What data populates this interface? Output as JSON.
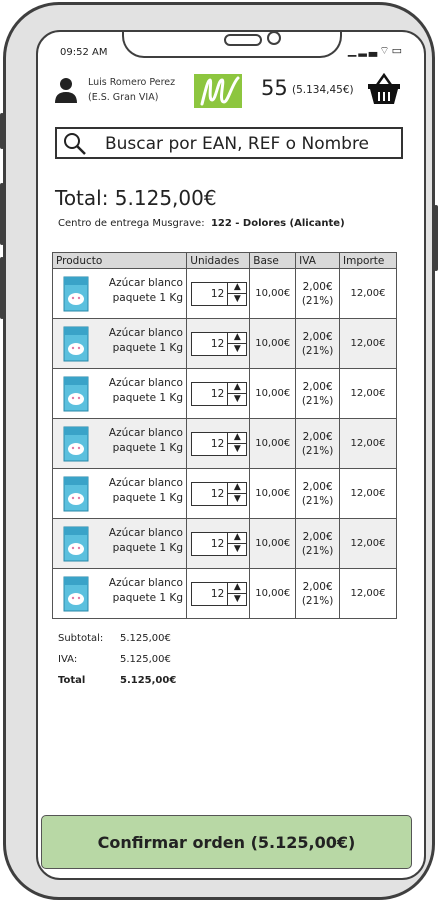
{
  "status_bar": {
    "time": "09:52 AM",
    "icons": [
      "signal-icon",
      "wifi-icon",
      "battery-icon"
    ]
  },
  "header": {
    "user_name": "Luis Romero Perez",
    "user_store": "(E.S. Gran VIA)",
    "cart_count": "55",
    "cart_amount": "(5.134,45€)",
    "logo_color": "#8dc63f"
  },
  "search": {
    "placeholder": "Buscar por EAN, REF o Nombre"
  },
  "order": {
    "total_label": "Total: 5.125,00€",
    "delivery_label": "Centro de entrega Musgrave:",
    "delivery_center": "122 - Dolores (Alicante)"
  },
  "table": {
    "headers": [
      "Producto",
      "Unidades",
      "Base",
      "IVA",
      "Importe"
    ],
    "rows": [
      {
        "name": "Azúcar blanco paquete 1 Kg",
        "units": "12",
        "base": "10,00€",
        "iva_amount": "2,00€",
        "iva_rate": "(21%)",
        "importe": "12,00€"
      },
      {
        "name": "Azúcar blanco paquete 1 Kg",
        "units": "12",
        "base": "10,00€",
        "iva_amount": "2,00€",
        "iva_rate": "(21%)",
        "importe": "12,00€"
      },
      {
        "name": "Azúcar blanco paquete 1 Kg",
        "units": "12",
        "base": "10,00€",
        "iva_amount": "2,00€",
        "iva_rate": "(21%)",
        "importe": "12,00€"
      },
      {
        "name": "Azúcar blanco paquete 1 Kg",
        "units": "12",
        "base": "10,00€",
        "iva_amount": "2,00€",
        "iva_rate": "(21%)",
        "importe": "12,00€"
      },
      {
        "name": "Azúcar blanco paquete 1 Kg",
        "units": "12",
        "base": "10,00€",
        "iva_amount": "2,00€",
        "iva_rate": "(21%)",
        "importe": "12,00€"
      },
      {
        "name": "Azúcar blanco paquete 1 Kg",
        "units": "12",
        "base": "10,00€",
        "iva_amount": "2,00€",
        "iva_rate": "(21%)",
        "importe": "12,00€"
      },
      {
        "name": "Azúcar blanco paquete 1 Kg",
        "units": "12",
        "base": "10,00€",
        "iva_amount": "2,00€",
        "iva_rate": "(21%)",
        "importe": "12,00€"
      }
    ]
  },
  "summary": {
    "subtotal_label": "Subtotal:",
    "subtotal_value": "5.125,00€",
    "iva_label": "IVA:",
    "iva_value": "5.125,00€",
    "total_label": "Total",
    "total_value": "5.125,00€"
  },
  "confirm_button": {
    "label": "Confirmar orden (5.125,00€)",
    "color": "#b8d8a5"
  }
}
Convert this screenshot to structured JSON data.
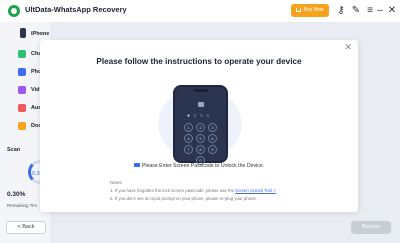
{
  "window": {
    "title": "UltData-WhatsApp Recovery",
    "buy_label": "Buy Now",
    "icons": [
      "key-icon",
      "wrench-icon",
      "menu-icon",
      "minimize-icon",
      "close-icon"
    ]
  },
  "sidebar": {
    "device": "iPhone",
    "items": [
      {
        "label": "Cha",
        "icon": "chat-icon",
        "color": "#2fbf71"
      },
      {
        "label": "Pho",
        "icon": "photo-icon",
        "color": "#3d6bf0"
      },
      {
        "label": "Vid",
        "icon": "video-icon",
        "color": "#9b59f0"
      },
      {
        "label": "Aud",
        "icon": "audio-icon",
        "color": "#f05a5a"
      },
      {
        "label": "Doc",
        "icon": "document-icon",
        "color": "#f6a21d"
      }
    ],
    "scan_label": "Scan",
    "scan_inner": "0.3",
    "scan_percent": "0.30%",
    "remaining": "Remaining Tim"
  },
  "footer": {
    "back_label": "< Back",
    "recover_label": "Recover"
  },
  "modal": {
    "title": "Please follow the instructions to operate your device",
    "passcode_dots": "● ○ ○ ○",
    "keys": [
      "1",
      "2",
      "3",
      "4",
      "5",
      "6",
      "7",
      "8",
      "9",
      "0"
    ],
    "instruction": "Please Enter Screen Passcode to Unlock the Device.",
    "notes_label": "Notes:",
    "note1_prefix": "1. If you have forgotten the lock screen passcode, please use the ",
    "note1_link": "Screen Unlock Tool >",
    "note2": "2. If you don't see an input prompt on your phone, please re-plug your phone."
  }
}
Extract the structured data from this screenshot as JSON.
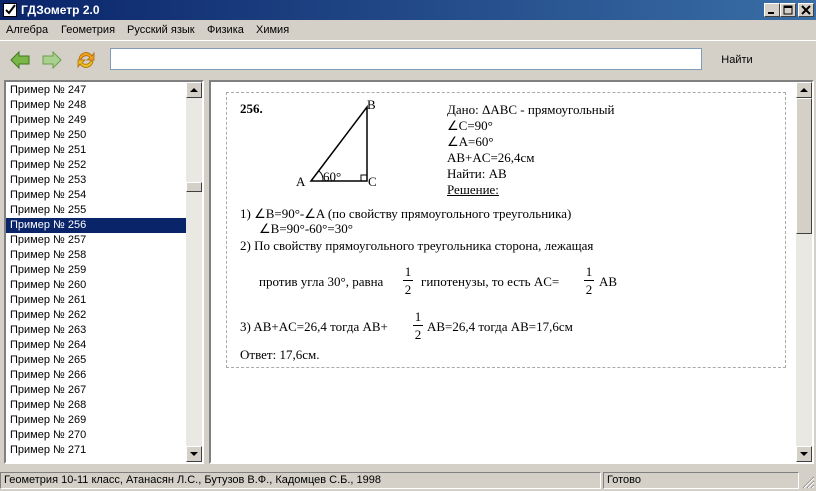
{
  "window": {
    "title": "ГДЗометр 2.0"
  },
  "menu": {
    "items": [
      "Алгебра",
      "Геометрия",
      "Русский язык",
      "Физика",
      "Химия"
    ]
  },
  "toolbar": {
    "back_icon": "arrow-left-icon",
    "forward_icon": "arrow-right-icon",
    "refresh_icon": "refresh-icon",
    "search_value": "",
    "find_label": "Найти"
  },
  "list": {
    "items": [
      "Пример № 247",
      "Пример № 248",
      "Пример № 249",
      "Пример № 250",
      "Пример № 251",
      "Пример № 252",
      "Пример № 253",
      "Пример № 254",
      "Пример № 255",
      "Пример № 256",
      "Пример № 257",
      "Пример № 258",
      "Пример № 259",
      "Пример № 260",
      "Пример № 261",
      "Пример № 262",
      "Пример № 263",
      "Пример № 264",
      "Пример № 265",
      "Пример № 266",
      "Пример № 267",
      "Пример № 268",
      "Пример № 269",
      "Пример № 270",
      "Пример № 271"
    ],
    "selected": "Пример № 256"
  },
  "solution": {
    "number": "256.",
    "vertex_a": "A",
    "vertex_b": "B",
    "vertex_c": "C",
    "angle_label": "60°",
    "given_1": "Дано: ΔABC - прямоугольный",
    "given_2": "∠C=90°",
    "given_3": "∠A=60°",
    "given_4": "AB+AC=26,4см",
    "find": "Найти: AB",
    "solution_heading": "Решение:",
    "step1a": "1) ∠B=90°-∠A (по свойству прямоугольного треугольника)",
    "step1b": "∠B=90°-60°=30°",
    "step2a": "2) По свойству прямоугольного треугольника сторона, лежащая",
    "step2b_pre": "против угла 30°, равна",
    "step2b_mid": "гипотенузы, то есть AC=",
    "step2b_post": "AB",
    "frac_num": "1",
    "frac_den": "2",
    "step3_pre": "3) AB+AC=26,4 тогда AB+",
    "step3_post": "AB=26,4 тогда AB=17,6см",
    "answer": "Ответ: 17,6см."
  },
  "status": {
    "book": "Геометрия 10-11 класс, Атанасян Л.С., Бутузов В.Ф., Кадомцев С.Б., 1998",
    "state": "Готово"
  }
}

Set task:
Wherever "Unlock" shows up in a line, copy that line.

Solution:
    "instruction": "Please Enter Screen Passcode to Unlock the Device.",
    "note1_link": "Screen Unlock Tool >",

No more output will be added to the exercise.